Could you output the entire STOR text, word for word?

▸ GIVEN TEXT
··········
Criticisms of STOR are based on interpretations that are contentious at best. It is demonised as a backup system for wind farms. By linking the two, STOR critics hope to draw wind farm objectors to their party.

But the need for STOR is prompted by the fall in our main generating capacity not by the unpredictability of renewable energy. Ofgen’s June 2013 report states that our reserve capacity will be just 2% by winter 2015. Some form of backup is critical; contributions from renewable sources are a side-issue.

STOR is also portrayed as a dirty source of power at a time when we’re meant to be reducing carbon emissions. This misses the point. STOR generators do nothing most of the time; when they’re not running they’re not polluting.

STOR addresses many of the other challenges that face us. Power is best generated near to the towns and cities that need it. STOR facilities can be built near – or even in – population centres.

Our need for backup generating capacity is urgent because successive governments have failed so spectacularly in their forward planning. If we take Ofgen’s crisis point of winter 2015 as a deadline, it is beyond unlikely that traditional or renewable stations will get planning approval in that time, let alone start generating power. STOR sites can meet that deadline.

Other arguments are more technical. When the National Grid’s main capacity is fully stretched its backup systems need to be able to rapidly feed power to the grid. STOR sites are typically contracted to provide power within 20 minutes.
··········
Document layout analysis data

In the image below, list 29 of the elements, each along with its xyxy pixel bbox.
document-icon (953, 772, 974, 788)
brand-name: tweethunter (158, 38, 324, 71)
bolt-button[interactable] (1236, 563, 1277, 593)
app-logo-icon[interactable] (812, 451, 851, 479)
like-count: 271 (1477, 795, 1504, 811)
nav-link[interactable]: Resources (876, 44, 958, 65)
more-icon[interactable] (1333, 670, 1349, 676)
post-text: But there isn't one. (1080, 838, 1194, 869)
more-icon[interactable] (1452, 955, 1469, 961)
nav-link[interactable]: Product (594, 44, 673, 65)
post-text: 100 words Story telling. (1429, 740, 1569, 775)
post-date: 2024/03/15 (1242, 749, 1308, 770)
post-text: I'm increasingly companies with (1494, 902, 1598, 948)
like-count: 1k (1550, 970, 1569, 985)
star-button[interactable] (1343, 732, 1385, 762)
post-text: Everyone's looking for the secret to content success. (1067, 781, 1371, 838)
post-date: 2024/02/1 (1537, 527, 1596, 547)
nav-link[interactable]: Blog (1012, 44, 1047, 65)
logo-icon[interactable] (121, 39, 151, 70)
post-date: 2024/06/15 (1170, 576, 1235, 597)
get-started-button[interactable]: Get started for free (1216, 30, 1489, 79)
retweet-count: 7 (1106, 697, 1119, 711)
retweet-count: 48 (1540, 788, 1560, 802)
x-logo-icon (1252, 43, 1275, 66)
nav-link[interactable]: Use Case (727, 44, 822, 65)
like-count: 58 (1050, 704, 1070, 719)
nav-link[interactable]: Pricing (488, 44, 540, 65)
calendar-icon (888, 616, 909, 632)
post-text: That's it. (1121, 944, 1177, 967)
··········
▸ RESULT FOR THIS TASK
Criticisms of STOR are based on interpretations that are contentious at best. It is demonised as a backup system for wind farms. By linking the two, STOR critics hope to draw wind farm objectors to their party.

But the need for STOR is prompted by the fall in our main generating capacity not by the unpredictability of renewable energy. Ofgen’s June 2013 report states that our reserve capacity will be just 2% by winter 2015. Some form of backup is critical; contributions from renewable sources are a side-issue.

STOR is also portrayed as a dirty source of power at a time when we’re meant to be reducing carbon emissions. This misses the point. STOR generators do nothing most of the time; when they’re not running they’re not polluting.

STOR addresses many of the other challenges that face us. Power is best generated near to the towns and cities that need it. STOR facilities can be built near – or even in – population centres.

Our need for backup generating capacity is urgent because successive governments have failed so spectacularly in their forward planning. If we take Ofgen’s crisis point of winter 2015 as a deadline, it is beyond unlikely that traditional or renewable stations will get planning approval in that time, let alone start generating power. STOR sites can meet that deadline.

Other arguments are more technical. When the National Grid’s main capacity is fully stretched its backup systems need to be able to rapidly feed power to the grid. STOR sites are typically contracted to provide power within 20 minutes.